Copy every entry precisely.

------

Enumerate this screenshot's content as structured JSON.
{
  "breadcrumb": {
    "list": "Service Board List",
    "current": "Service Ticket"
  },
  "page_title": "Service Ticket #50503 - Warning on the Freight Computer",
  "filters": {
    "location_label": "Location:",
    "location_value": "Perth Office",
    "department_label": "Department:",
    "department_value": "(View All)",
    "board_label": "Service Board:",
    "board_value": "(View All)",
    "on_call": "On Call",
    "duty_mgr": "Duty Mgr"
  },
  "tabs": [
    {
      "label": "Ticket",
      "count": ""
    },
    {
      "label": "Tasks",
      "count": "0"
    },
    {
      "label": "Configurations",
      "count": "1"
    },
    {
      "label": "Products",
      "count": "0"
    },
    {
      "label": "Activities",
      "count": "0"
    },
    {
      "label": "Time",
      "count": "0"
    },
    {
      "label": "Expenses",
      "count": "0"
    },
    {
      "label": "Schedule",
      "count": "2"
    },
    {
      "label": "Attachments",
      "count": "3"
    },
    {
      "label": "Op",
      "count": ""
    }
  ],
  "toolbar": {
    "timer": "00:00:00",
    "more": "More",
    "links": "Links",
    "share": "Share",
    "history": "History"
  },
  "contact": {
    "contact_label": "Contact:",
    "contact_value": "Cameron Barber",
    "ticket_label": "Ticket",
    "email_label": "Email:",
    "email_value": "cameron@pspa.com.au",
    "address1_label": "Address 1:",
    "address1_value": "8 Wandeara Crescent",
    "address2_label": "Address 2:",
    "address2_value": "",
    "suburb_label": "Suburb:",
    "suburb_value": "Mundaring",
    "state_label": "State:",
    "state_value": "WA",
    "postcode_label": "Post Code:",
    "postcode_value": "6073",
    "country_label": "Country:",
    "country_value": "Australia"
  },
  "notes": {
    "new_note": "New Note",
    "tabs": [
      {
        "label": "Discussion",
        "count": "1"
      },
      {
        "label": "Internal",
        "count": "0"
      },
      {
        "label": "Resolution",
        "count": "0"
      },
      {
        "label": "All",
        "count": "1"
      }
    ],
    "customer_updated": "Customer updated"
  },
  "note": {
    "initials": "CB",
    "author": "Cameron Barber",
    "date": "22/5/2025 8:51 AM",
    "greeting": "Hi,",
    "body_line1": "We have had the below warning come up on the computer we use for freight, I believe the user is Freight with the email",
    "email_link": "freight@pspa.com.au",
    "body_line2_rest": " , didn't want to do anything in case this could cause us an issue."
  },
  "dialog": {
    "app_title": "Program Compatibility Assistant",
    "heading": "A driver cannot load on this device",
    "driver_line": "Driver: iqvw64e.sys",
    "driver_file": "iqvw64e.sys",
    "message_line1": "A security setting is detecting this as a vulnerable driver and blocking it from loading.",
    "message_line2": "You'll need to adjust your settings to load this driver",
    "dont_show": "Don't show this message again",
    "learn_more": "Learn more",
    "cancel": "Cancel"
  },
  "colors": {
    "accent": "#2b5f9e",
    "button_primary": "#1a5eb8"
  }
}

------

◆ **RESPONSE**:
Enumerate this screenshot's content as structured JSON.
{
  "breadcrumb": {
    "list": "Service Board List",
    "current": "Service Ticket"
  },
  "page_title": "Service Ticket #50503 - Warning on the Freight Computer",
  "filters": {
    "location_label": "Location:",
    "location_value": "Perth Office",
    "department_label": "Department:",
    "department_value": "(View All)",
    "board_label": "Service Board:",
    "board_value": "(View All)",
    "on_call": "On Call",
    "duty_mgr": "Duty Mgr"
  },
  "tabs": [
    {
      "label": "Ticket",
      "count": ""
    },
    {
      "label": "Tasks",
      "count": "0"
    },
    {
      "label": "Configurations",
      "count": "1"
    },
    {
      "label": "Products",
      "count": "0"
    },
    {
      "label": "Activities",
      "count": "0"
    },
    {
      "label": "Time",
      "count": "0"
    },
    {
      "label": "Expenses",
      "count": "0"
    },
    {
      "label": "Schedule",
      "count": "2"
    },
    {
      "label": "Attachments",
      "count": "3"
    },
    {
      "label": "Op",
      "count": ""
    }
  ],
  "toolbar": {
    "timer": "00:00:00",
    "more": "More",
    "links": "Links",
    "share": "Share",
    "history": "History"
  },
  "contact": {
    "contact_label": "Contact:",
    "contact_value": "Cameron Barber",
    "ticket_label": "Ticket",
    "email_label": "Email:",
    "email_value": "cameron@pspa.com.au",
    "address1_label": "Address 1:",
    "address1_value": "8 Wandeara Crescent",
    "address2_label": "Address 2:",
    "address2_value": "",
    "suburb_label": "Suburb:",
    "suburb_value": "Mundaring",
    "state_label": "State:",
    "state_value": "WA",
    "postcode_label": "Post Code:",
    "postcode_value": "6073",
    "country_label": "Country:",
    "country_value": "Australia"
  },
  "notes": {
    "new_note": "New Note",
    "tabs": [
      {
        "label": "Discussion",
        "count": "1"
      },
      {
        "label": "Internal",
        "count": "0"
      },
      {
        "label": "Resolution",
        "count": "0"
      },
      {
        "label": "All",
        "count": "1"
      }
    ],
    "customer_updated": "Customer updated"
  },
  "note": {
    "initials": "CB",
    "author": "Cameron Barber",
    "date": "22/5/2025 8:51 AM",
    "greeting": "Hi,",
    "body_line1": "We have had the below warning come up on the computer we use for freight, I believe the user is Freight with the email",
    "email_link": "freight@pspa.com.au",
    "body_line2_rest": " , didn't want to do anything in case this could cause us an issue."
  },
  "dialog": {
    "app_title": "Program Compatibility Assistant",
    "heading": "A driver cannot load on this device",
    "driver_line": "Driver: iqvw64e.sys",
    "driver_file": "iqvw64e.sys",
    "message_line1": "A security setting is detecting this as a vulnerable driver and blocking it from loading.",
    "message_line2": "You'll need to adjust your settings to load this driver",
    "dont_show": "Don't show this message again",
    "learn_more": "Learn more",
    "cancel": "Cancel"
  },
  "colors": {
    "accent": "#2b5f9e",
    "button_primary": "#1a5eb8"
  }
}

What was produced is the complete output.